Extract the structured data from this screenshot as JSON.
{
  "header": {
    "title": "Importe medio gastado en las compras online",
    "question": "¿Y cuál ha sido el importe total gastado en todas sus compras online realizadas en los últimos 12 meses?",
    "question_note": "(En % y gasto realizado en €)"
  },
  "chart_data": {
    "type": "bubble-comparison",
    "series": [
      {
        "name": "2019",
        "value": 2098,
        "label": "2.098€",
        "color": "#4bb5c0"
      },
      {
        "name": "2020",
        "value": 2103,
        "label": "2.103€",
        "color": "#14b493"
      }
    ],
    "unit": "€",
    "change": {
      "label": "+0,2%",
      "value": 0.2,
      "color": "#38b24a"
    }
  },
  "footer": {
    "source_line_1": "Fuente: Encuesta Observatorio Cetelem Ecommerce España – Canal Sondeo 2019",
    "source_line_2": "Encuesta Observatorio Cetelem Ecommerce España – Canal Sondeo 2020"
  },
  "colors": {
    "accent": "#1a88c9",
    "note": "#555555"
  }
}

• _WHAT YOU ARE ASKED TO DO_: Print the records above exactly as they appear.

• _TASK RESULT_:
Extract the structured data from this screenshot as JSON.
{
  "header": {
    "title": "Importe medio gastado en las compras online",
    "question": "¿Y cuál ha sido el importe total gastado en todas sus compras online realizadas en los últimos 12 meses?",
    "question_note": "(En % y gasto realizado en €)"
  },
  "chart_data": {
    "type": "bubble-comparison",
    "series": [
      {
        "name": "2019",
        "value": 2098,
        "label": "2.098€",
        "color": "#4bb5c0"
      },
      {
        "name": "2020",
        "value": 2103,
        "label": "2.103€",
        "color": "#14b493"
      }
    ],
    "unit": "€",
    "change": {
      "label": "+0,2%",
      "value": 0.2,
      "color": "#38b24a"
    }
  },
  "footer": {
    "source_line_1": "Fuente: Encuesta Observatorio Cetelem Ecommerce España – Canal Sondeo 2019",
    "source_line_2": "Encuesta Observatorio Cetelem Ecommerce España – Canal Sondeo 2020"
  },
  "colors": {
    "accent": "#1a88c9",
    "note": "#555555"
  }
}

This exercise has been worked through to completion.